-------- Recorded data

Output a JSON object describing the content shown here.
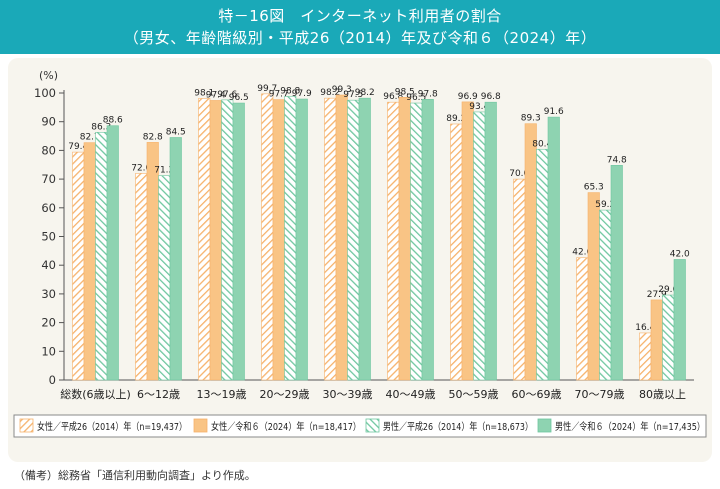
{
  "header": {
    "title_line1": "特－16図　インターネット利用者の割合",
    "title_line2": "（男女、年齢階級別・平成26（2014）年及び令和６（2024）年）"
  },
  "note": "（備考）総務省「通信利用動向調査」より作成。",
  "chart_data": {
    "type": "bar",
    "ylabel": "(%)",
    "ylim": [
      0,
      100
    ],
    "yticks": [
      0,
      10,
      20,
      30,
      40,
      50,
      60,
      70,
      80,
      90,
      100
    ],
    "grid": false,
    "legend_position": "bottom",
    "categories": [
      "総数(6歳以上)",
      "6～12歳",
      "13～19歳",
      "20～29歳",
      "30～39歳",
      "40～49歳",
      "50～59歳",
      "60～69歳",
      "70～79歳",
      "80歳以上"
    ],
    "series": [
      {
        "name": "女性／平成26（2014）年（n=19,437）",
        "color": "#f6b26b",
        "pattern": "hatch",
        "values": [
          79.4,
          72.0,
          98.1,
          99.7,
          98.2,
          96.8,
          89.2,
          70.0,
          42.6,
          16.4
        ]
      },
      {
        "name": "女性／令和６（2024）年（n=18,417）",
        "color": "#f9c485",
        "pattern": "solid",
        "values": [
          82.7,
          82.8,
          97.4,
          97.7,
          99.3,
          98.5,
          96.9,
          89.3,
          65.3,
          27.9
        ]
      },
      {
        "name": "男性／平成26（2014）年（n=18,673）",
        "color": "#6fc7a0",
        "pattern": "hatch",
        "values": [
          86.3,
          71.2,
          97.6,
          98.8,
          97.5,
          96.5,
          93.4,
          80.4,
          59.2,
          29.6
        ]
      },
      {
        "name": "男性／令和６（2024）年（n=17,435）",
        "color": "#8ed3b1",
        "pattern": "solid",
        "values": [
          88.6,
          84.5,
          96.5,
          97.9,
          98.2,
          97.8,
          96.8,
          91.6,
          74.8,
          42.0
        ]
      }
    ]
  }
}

----------------

▶ [Task brief]
Every line of the data should be copied as it stands, without the images.

▶ [Answer for this exercise]
Output a JSON object describing the content shown here.
{
  "header": {
    "title_line1": "特－16図　インターネット利用者の割合",
    "title_line2": "（男女、年齢階級別・平成26（2014）年及び令和６（2024）年）"
  },
  "note": "（備考）総務省「通信利用動向調査」より作成。",
  "chart_data": {
    "type": "bar",
    "ylabel": "(%)",
    "ylim": [
      0,
      100
    ],
    "yticks": [
      0,
      10,
      20,
      30,
      40,
      50,
      60,
      70,
      80,
      90,
      100
    ],
    "grid": false,
    "legend_position": "bottom",
    "categories": [
      "総数(6歳以上)",
      "6～12歳",
      "13～19歳",
      "20～29歳",
      "30～39歳",
      "40～49歳",
      "50～59歳",
      "60～69歳",
      "70～79歳",
      "80歳以上"
    ],
    "series": [
      {
        "name": "女性／平成26（2014）年（n=19,437）",
        "color": "#f6b26b",
        "pattern": "hatch",
        "values": [
          79.4,
          72.0,
          98.1,
          99.7,
          98.2,
          96.8,
          89.2,
          70.0,
          42.6,
          16.4
        ]
      },
      {
        "name": "女性／令和６（2024）年（n=18,417）",
        "color": "#f9c485",
        "pattern": "solid",
        "values": [
          82.7,
          82.8,
          97.4,
          97.7,
          99.3,
          98.5,
          96.9,
          89.3,
          65.3,
          27.9
        ]
      },
      {
        "name": "男性／平成26（2014）年（n=18,673）",
        "color": "#6fc7a0",
        "pattern": "hatch",
        "values": [
          86.3,
          71.2,
          97.6,
          98.8,
          97.5,
          96.5,
          93.4,
          80.4,
          59.2,
          29.6
        ]
      },
      {
        "name": "男性／令和６（2024）年（n=17,435）",
        "color": "#8ed3b1",
        "pattern": "solid",
        "values": [
          88.6,
          84.5,
          96.5,
          97.9,
          98.2,
          97.8,
          96.8,
          91.6,
          74.8,
          42.0
        ]
      }
    ]
  }
}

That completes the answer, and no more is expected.